Give every entry again, word for word and in full.

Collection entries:
-- begin --
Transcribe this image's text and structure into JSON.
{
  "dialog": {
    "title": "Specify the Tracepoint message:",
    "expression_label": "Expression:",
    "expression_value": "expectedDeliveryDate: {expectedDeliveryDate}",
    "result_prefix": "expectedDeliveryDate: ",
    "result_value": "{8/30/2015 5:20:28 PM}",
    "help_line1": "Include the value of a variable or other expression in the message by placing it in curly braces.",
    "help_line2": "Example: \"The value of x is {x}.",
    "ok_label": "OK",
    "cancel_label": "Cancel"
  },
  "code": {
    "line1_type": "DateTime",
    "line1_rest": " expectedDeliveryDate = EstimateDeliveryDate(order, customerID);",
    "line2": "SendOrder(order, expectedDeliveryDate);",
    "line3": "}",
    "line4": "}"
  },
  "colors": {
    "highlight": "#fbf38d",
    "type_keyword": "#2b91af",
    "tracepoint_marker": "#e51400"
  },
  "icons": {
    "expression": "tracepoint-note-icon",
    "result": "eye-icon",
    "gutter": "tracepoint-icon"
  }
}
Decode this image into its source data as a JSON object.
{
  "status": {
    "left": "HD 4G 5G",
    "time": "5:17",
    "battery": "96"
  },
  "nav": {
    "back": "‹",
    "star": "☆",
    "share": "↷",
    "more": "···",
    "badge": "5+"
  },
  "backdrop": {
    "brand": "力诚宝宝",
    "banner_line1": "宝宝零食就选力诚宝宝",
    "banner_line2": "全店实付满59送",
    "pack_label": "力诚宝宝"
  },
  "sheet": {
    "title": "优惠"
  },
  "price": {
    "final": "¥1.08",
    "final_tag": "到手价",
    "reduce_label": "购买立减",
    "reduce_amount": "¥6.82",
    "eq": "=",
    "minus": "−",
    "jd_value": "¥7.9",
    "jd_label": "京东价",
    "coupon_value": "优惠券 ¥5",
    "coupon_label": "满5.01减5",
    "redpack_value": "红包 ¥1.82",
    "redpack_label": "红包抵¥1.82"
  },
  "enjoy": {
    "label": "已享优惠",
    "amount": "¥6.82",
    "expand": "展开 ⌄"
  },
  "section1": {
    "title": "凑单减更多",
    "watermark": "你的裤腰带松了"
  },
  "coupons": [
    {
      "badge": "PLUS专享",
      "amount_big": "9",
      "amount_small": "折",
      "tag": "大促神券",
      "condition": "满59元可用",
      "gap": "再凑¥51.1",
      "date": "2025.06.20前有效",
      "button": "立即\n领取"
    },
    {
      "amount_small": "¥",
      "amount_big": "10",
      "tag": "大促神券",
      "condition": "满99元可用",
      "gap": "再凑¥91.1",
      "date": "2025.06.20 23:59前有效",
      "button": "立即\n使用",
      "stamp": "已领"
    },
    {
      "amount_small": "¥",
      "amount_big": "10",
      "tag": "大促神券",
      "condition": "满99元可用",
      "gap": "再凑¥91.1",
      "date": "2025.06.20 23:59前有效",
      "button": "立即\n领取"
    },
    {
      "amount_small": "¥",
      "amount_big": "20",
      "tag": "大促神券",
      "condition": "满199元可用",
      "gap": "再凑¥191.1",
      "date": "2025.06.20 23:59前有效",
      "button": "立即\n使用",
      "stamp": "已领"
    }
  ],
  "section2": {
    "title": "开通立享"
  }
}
-- end --
▶ Complete response
Transcribe this image's text and structure into JSON.
{
  "dialog": {
    "title": "Specify the Tracepoint message:",
    "expression_label": "Expression:",
    "expression_value": "expectedDeliveryDate: {expectedDeliveryDate}",
    "result_prefix": "expectedDeliveryDate: ",
    "result_value": "{8/30/2015 5:20:28 PM}",
    "help_line1": "Include the value of a variable or other expression in the message by placing it in curly braces.",
    "help_line2": "Example: \"The value of x is {x}.",
    "ok_label": "OK",
    "cancel_label": "Cancel"
  },
  "code": {
    "line1_type": "DateTime",
    "line1_rest": " expectedDeliveryDate = EstimateDeliveryDate(order, customerID);",
    "line2": "SendOrder(order, expectedDeliveryDate);",
    "line3": "}",
    "line4": "}"
  },
  "colors": {
    "highlight": "#fbf38d",
    "type_keyword": "#2b91af",
    "tracepoint_marker": "#e51400"
  },
  "icons": {
    "expression": "tracepoint-note-icon",
    "result": "eye-icon",
    "gutter": "tracepoint-icon"
  }
}
Decode this image into its source data as a JSON object.
{
  "status": {
    "left": "HD 4G 5G",
    "time": "5:17",
    "battery": "96"
  },
  "nav": {
    "back": "‹",
    "star": "☆",
    "share": "↷",
    "more": "···",
    "badge": "5+"
  },
  "backdrop": {
    "brand": "力诚宝宝",
    "banner_line1": "宝宝零食就选力诚宝宝",
    "banner_line2": "全店实付满59送",
    "pack_label": "力诚宝宝"
  },
  "sheet": {
    "title": "优惠"
  },
  "price": {
    "final": "¥1.08",
    "final_tag": "到手价",
    "reduce_label": "购买立减",
    "reduce_amount": "¥6.82",
    "eq": "=",
    "minus": "−",
    "jd_value": "¥7.9",
    "jd_label": "京东价",
    "coupon_value": "优惠券 ¥5",
    "coupon_label": "满5.01减5",
    "redpack_value": "红包 ¥1.82",
    "redpack_label": "红包抵¥1.82"
  },
  "enjoy": {
    "label": "已享优惠",
    "amount": "¥6.82",
    "expand": "展开 ⌄"
  },
  "section1": {
    "title": "凑单减更多",
    "watermark": "你的裤腰带松了"
  },
  "coupons": [
    {
      "badge": "PLUS专享",
      "amount_big": "9",
      "amount_small": "折",
      "tag": "大促神券",
      "condition": "满59元可用",
      "gap": "再凑¥51.1",
      "date": "2025.06.20前有效",
      "button": "立即\n领取"
    },
    {
      "amount_small": "¥",
      "amount_big": "10",
      "tag": "大促神券",
      "condition": "满99元可用",
      "gap": "再凑¥91.1",
      "date": "2025.06.20 23:59前有效",
      "button": "立即\n使用",
      "stamp": "已领"
    },
    {
      "amount_small": "¥",
      "amount_big": "10",
      "tag": "大促神券",
      "condition": "满99元可用",
      "gap": "再凑¥91.1",
      "date": "2025.06.20 23:59前有效",
      "button": "立即\n领取"
    },
    {
      "amount_small": "¥",
      "amount_big": "20",
      "tag": "大促神券",
      "condition": "满199元可用",
      "gap": "再凑¥191.1",
      "date": "2025.06.20 23:59前有效",
      "button": "立即\n使用",
      "stamp": "已领"
    }
  ],
  "section2": {
    "title": "开通立享"
  }
}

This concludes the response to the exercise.